(Data entries)
- - -
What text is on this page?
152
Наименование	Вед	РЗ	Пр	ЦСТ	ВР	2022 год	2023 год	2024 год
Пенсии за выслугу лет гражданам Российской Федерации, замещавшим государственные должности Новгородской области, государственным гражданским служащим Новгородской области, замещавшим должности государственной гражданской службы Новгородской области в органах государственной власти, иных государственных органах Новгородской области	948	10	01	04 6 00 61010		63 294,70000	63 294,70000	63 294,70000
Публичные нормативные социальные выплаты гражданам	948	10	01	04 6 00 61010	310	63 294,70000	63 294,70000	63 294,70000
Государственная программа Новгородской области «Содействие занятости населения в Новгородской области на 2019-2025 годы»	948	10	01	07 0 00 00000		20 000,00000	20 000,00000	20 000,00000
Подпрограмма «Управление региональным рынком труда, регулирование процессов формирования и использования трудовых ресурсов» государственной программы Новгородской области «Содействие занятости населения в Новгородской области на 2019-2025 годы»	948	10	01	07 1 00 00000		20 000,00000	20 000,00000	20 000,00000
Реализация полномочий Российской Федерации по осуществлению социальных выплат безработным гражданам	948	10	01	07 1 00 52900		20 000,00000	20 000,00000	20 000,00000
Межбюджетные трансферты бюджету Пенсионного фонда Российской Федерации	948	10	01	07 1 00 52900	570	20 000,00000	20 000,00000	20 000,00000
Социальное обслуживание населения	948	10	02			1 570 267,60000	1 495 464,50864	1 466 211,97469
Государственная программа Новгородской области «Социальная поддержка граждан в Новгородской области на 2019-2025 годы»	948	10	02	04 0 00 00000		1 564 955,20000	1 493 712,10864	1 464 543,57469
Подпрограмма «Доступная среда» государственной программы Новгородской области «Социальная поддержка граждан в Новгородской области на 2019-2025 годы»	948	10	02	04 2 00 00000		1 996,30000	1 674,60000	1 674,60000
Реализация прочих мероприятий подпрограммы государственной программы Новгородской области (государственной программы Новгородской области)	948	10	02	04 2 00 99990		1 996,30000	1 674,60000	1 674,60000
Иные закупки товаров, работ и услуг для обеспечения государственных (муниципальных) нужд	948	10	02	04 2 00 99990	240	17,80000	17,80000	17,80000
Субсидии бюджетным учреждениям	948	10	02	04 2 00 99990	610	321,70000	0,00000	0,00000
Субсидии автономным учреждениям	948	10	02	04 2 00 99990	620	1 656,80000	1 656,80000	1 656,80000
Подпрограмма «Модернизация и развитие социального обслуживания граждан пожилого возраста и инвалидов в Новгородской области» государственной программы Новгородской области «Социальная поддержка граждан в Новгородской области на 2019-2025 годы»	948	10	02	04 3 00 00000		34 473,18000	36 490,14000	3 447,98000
- - -
• [OBJECTIVE]
Your task is to quote all of the data word for word.

• [WRITTEN SOLUTION]
What text is on this page?
152
Наименование	Вед	РЗ	Пр	ЦСТ	ВР	2022 год	2023 год	2024 год
Пенсии за выслугу лет гражданам Российской Федерации, замещавшим государственные должности Новгородской области, государственным гражданским служащим Новгородской области, замещавшим должности государственной гражданской службы Новгородской области в органах государственной власти, иных государственных органах Новгородской области	948	10	01	04 6 00 61010		63 294,70000	63 294,70000	63 294,70000
Публичные нормативные социальные выплаты гражданам	948	10	01	04 6 00 61010	310	63 294,70000	63 294,70000	63 294,70000
Государственная программа Новгородской области «Содействие занятости населения в Новгородской области на 2019-2025 годы»	948	10	01	07 0 00 00000		20 000,00000	20 000,00000	20 000,00000
Подпрограмма «Управление региональным рынком труда, регулирование процессов формирования и использования трудовых ресурсов» государственной программы Новгородской области «Содействие занятости населения в Новгородской области на 2019-2025 годы»	948	10	01	07 1 00 00000		20 000,00000	20 000,00000	20 000,00000
Реализация полномочий Российской Федерации по осуществлению социальных выплат безработным гражданам	948	10	01	07 1 00 52900		20 000,00000	20 000,00000	20 000,00000
Межбюджетные трансферты бюджету Пенсионного фонда Российской Федерации	948	10	01	07 1 00 52900	570	20 000,00000	20 000,00000	20 000,00000
Социальное обслуживание населения	948	10	02			1 570 267,60000	1 495 464,50864	1 466 211,97469
Государственная программа Новгородской области «Социальная поддержка граждан в Новгородской области на 2019-2025 годы»	948	10	02	04 0 00 00000		1 564 955,20000	1 493 712,10864	1 464 543,57469
Подпрограмма «Доступная среда» государственной программы Новгородской области «Социальная поддержка граждан в Новгородской области на 2019-2025 годы»	948	10	02	04 2 00 00000		1 996,30000	1 674,60000	1 674,60000
Реализация прочих мероприятий подпрограммы государственной программы Новгородской области (государственной программы Новгородской области)	948	10	02	04 2 00 99990		1 996,30000	1 674,60000	1 674,60000
Иные закупки товаров, работ и услуг для обеспечения государственных (муниципальных) нужд	948	10	02	04 2 00 99990	240	17,80000	17,80000	17,80000
Субсидии бюджетным учреждениям	948	10	02	04 2 00 99990	610	321,70000	0,00000	0,00000
Субсидии автономным учреждениям	948	10	02	04 2 00 99990	620	1 656,80000	1 656,80000	1 656,80000
Подпрограмма «Модернизация и развитие социального обслуживания граждан пожилого возраста и инвалидов в Новгородской области» государственной программы Новгородской области «Социальная поддержка граждан в Новгородской области на 2019-2025 годы»	948	10	02	04 3 00 00000		34 473,18000	36 490,14000	3 447,98000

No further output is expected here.